## [Aim]
Each record must be reproduced exactly as it is shown.

━━━ Excerpted records ━━━

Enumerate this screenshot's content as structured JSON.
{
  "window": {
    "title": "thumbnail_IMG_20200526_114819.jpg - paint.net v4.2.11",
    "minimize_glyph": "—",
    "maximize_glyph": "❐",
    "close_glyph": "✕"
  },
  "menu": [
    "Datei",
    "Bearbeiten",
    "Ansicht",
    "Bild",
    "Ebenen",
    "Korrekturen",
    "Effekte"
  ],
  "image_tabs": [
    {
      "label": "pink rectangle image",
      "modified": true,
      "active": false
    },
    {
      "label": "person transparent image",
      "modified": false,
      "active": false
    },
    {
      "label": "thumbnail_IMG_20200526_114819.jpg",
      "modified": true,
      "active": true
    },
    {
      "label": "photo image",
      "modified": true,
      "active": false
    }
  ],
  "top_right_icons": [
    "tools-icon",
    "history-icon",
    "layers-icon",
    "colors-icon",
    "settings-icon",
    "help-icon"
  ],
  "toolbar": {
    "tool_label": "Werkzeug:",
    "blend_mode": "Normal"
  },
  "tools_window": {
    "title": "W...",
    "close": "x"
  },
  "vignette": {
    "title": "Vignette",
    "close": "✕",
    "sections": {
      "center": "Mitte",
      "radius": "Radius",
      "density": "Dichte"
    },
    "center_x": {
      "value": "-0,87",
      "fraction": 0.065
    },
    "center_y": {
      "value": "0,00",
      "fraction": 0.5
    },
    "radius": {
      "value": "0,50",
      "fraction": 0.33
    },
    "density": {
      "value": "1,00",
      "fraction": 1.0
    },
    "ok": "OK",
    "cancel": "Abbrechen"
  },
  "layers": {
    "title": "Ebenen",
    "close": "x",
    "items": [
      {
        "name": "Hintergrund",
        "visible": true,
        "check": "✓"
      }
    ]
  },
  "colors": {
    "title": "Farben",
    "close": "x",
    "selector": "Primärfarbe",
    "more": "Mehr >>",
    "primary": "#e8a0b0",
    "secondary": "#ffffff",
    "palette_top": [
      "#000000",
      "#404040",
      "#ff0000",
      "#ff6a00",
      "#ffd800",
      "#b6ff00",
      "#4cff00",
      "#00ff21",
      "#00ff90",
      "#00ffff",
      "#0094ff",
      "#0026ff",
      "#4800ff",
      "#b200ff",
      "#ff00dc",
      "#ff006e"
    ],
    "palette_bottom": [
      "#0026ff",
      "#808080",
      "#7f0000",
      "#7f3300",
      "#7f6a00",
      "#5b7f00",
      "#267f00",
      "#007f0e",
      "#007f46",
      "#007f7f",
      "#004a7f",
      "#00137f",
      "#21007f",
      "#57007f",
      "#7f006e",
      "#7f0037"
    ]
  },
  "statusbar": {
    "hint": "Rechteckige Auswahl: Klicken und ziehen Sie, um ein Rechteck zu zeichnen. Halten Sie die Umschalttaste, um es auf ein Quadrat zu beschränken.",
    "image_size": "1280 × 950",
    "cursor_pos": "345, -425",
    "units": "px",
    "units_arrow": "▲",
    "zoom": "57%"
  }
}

━━━

## [Reply]
Enumerate this screenshot's content as structured JSON.
{
  "window": {
    "title": "thumbnail_IMG_20200526_114819.jpg - paint.net v4.2.11",
    "minimize_glyph": "—",
    "maximize_glyph": "❐",
    "close_glyph": "✕"
  },
  "menu": [
    "Datei",
    "Bearbeiten",
    "Ansicht",
    "Bild",
    "Ebenen",
    "Korrekturen",
    "Effekte"
  ],
  "image_tabs": [
    {
      "label": "pink rectangle image",
      "modified": true,
      "active": false
    },
    {
      "label": "person transparent image",
      "modified": false,
      "active": false
    },
    {
      "label": "thumbnail_IMG_20200526_114819.jpg",
      "modified": true,
      "active": true
    },
    {
      "label": "photo image",
      "modified": true,
      "active": false
    }
  ],
  "top_right_icons": [
    "tools-icon",
    "history-icon",
    "layers-icon",
    "colors-icon",
    "settings-icon",
    "help-icon"
  ],
  "toolbar": {
    "tool_label": "Werkzeug:",
    "blend_mode": "Normal"
  },
  "tools_window": {
    "title": "W...",
    "close": "x"
  },
  "vignette": {
    "title": "Vignette",
    "close": "✕",
    "sections": {
      "center": "Mitte",
      "radius": "Radius",
      "density": "Dichte"
    },
    "center_x": {
      "value": "-0,87",
      "fraction": 0.065
    },
    "center_y": {
      "value": "0,00",
      "fraction": 0.5
    },
    "radius": {
      "value": "0,50",
      "fraction": 0.33
    },
    "density": {
      "value": "1,00",
      "fraction": 1.0
    },
    "ok": "OK",
    "cancel": "Abbrechen"
  },
  "layers": {
    "title": "Ebenen",
    "close": "x",
    "items": [
      {
        "name": "Hintergrund",
        "visible": true,
        "check": "✓"
      }
    ]
  },
  "colors": {
    "title": "Farben",
    "close": "x",
    "selector": "Primärfarbe",
    "more": "Mehr >>",
    "primary": "#e8a0b0",
    "secondary": "#ffffff",
    "palette_top": [
      "#000000",
      "#404040",
      "#ff0000",
      "#ff6a00",
      "#ffd800",
      "#b6ff00",
      "#4cff00",
      "#00ff21",
      "#00ff90",
      "#00ffff",
      "#0094ff",
      "#0026ff",
      "#4800ff",
      "#b200ff",
      "#ff00dc",
      "#ff006e"
    ],
    "palette_bottom": [
      "#0026ff",
      "#808080",
      "#7f0000",
      "#7f3300",
      "#7f6a00",
      "#5b7f00",
      "#267f00",
      "#007f0e",
      "#007f46",
      "#007f7f",
      "#004a7f",
      "#00137f",
      "#21007f",
      "#57007f",
      "#7f006e",
      "#7f0037"
    ]
  },
  "statusbar": {
    "hint": "Rechteckige Auswahl: Klicken und ziehen Sie, um ein Rechteck zu zeichnen. Halten Sie die Umschalttaste, um es auf ein Quadrat zu beschränken.",
    "image_size": "1280 × 950",
    "cursor_pos": "345, -425",
    "units": "px",
    "units_arrow": "▲",
    "zoom": "57%"
  }
}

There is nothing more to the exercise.